(The request) Search the records for "detached". Copy every line where it appears.

(Source material)

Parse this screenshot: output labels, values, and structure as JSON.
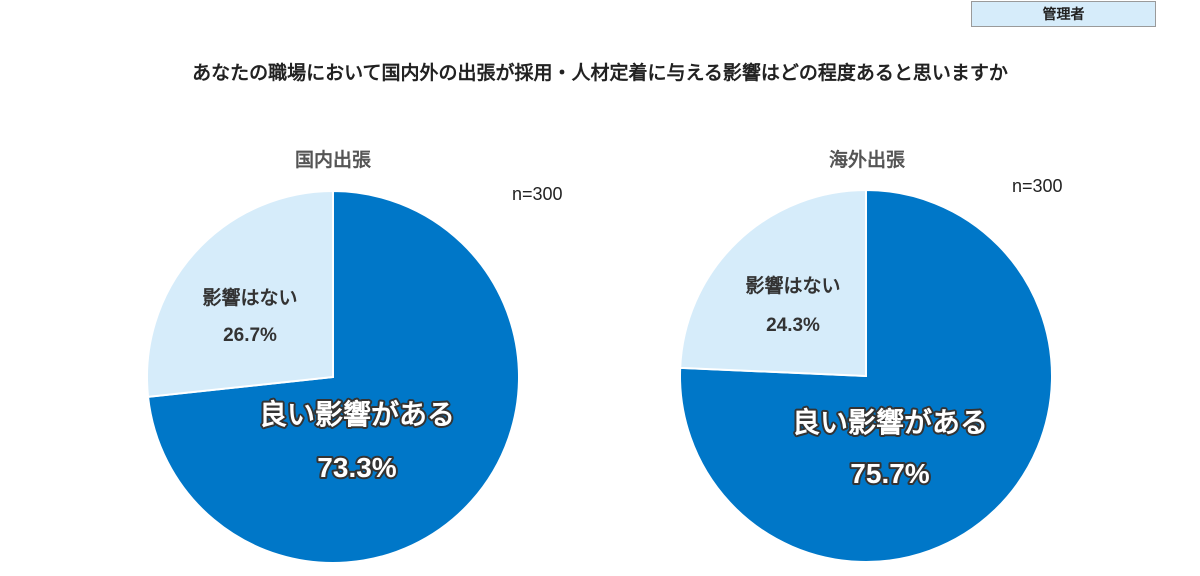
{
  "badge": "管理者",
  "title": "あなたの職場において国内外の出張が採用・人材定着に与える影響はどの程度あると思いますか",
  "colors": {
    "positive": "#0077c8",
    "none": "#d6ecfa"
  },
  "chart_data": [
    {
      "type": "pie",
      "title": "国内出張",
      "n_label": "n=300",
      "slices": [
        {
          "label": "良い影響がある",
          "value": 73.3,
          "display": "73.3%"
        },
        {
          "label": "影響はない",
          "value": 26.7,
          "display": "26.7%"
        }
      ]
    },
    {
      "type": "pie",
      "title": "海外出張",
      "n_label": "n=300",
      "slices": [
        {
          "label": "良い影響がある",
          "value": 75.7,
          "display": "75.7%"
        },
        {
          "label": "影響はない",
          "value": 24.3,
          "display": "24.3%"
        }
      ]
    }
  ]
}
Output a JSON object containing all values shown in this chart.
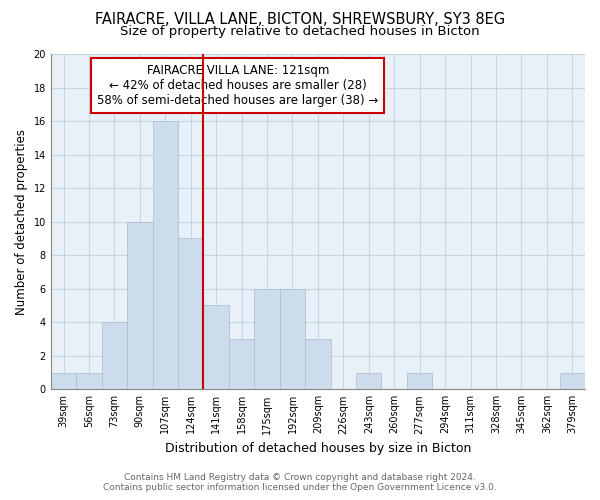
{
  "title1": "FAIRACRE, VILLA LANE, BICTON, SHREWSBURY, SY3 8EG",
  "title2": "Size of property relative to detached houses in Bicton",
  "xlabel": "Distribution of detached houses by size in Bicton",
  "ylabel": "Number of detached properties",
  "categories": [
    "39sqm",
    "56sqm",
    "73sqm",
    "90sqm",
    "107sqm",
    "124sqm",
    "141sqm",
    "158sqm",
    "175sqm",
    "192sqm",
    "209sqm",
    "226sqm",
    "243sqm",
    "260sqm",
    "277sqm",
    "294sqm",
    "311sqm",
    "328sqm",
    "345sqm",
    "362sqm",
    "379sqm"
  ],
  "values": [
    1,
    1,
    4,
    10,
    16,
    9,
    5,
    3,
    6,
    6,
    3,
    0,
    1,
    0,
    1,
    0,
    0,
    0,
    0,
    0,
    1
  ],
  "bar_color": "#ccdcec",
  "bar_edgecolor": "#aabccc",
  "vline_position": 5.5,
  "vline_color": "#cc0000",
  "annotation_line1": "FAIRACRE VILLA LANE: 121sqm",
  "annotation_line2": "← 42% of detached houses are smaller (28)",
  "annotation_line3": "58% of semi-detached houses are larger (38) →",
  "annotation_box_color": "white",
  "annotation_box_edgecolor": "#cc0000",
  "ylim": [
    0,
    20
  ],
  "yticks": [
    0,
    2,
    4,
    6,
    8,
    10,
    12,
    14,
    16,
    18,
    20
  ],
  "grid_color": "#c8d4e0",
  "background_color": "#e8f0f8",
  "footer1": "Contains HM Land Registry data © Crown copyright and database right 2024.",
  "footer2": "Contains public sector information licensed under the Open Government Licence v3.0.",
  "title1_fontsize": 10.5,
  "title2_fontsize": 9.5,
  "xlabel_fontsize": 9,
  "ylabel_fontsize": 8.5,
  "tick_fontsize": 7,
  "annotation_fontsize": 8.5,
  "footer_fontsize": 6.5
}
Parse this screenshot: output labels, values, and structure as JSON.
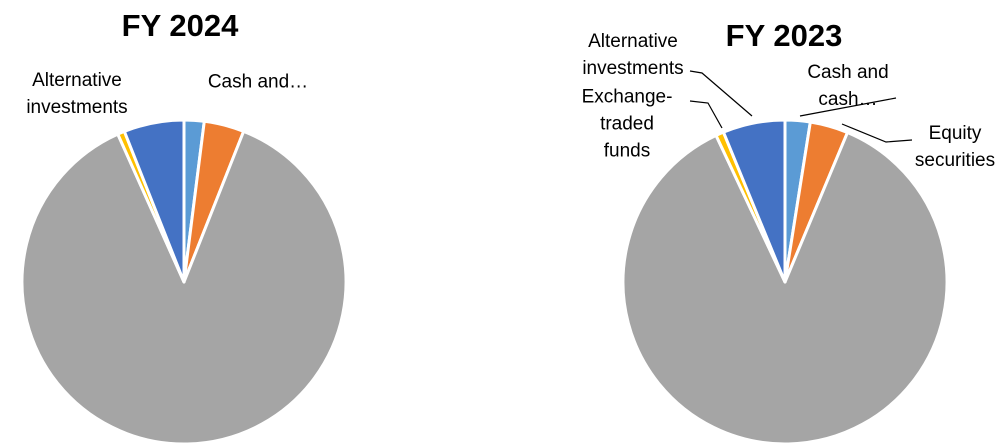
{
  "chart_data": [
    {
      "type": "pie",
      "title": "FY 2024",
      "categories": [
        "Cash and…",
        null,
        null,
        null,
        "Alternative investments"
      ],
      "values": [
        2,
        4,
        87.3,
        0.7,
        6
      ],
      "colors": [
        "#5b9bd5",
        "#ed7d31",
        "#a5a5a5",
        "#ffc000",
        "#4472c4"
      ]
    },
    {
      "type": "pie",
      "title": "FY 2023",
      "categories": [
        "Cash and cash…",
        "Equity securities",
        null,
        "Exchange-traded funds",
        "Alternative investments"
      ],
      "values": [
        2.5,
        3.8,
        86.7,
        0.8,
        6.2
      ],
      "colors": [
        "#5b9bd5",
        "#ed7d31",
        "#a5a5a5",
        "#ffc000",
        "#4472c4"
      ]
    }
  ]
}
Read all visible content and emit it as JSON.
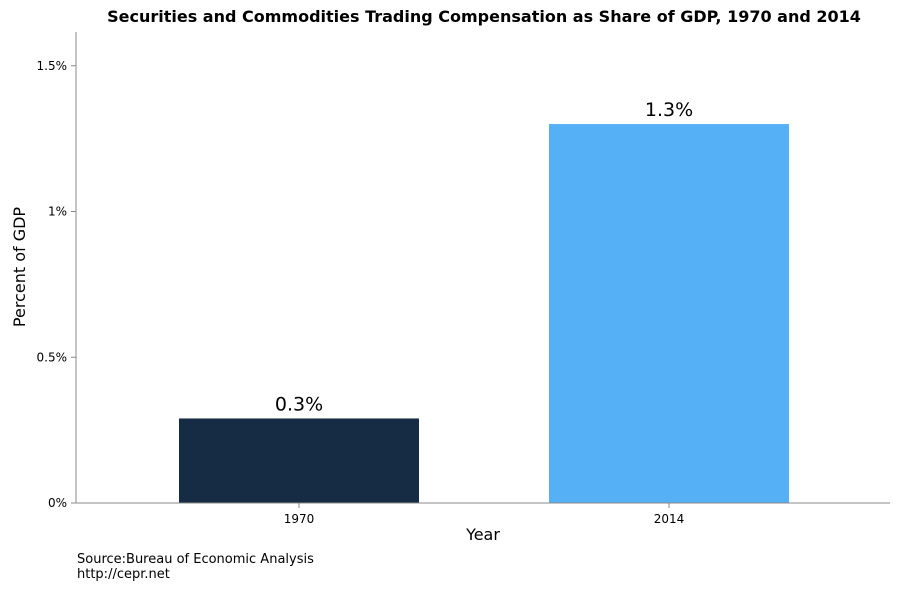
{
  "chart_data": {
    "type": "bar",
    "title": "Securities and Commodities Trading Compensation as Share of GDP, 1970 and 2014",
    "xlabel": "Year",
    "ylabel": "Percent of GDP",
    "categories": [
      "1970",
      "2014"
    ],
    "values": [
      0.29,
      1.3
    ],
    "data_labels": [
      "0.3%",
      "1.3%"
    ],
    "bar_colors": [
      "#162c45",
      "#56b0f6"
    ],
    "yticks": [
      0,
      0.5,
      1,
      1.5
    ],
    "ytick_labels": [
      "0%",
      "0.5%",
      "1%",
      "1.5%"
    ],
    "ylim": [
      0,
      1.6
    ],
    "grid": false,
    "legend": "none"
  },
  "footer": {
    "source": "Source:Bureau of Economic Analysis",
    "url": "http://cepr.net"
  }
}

(Full answer)
  "title2": "Size of property relative to detached houses in Bicton",
  "xlabel": "Distribution of detached houses by size in Bicton",
  "ylabel": "Number of detached properties",
  "annotation_line2": "← 42% of detached houses are smaller (28)",
  "annotation_line3": "58% of semi-detached houses are larger (38) →",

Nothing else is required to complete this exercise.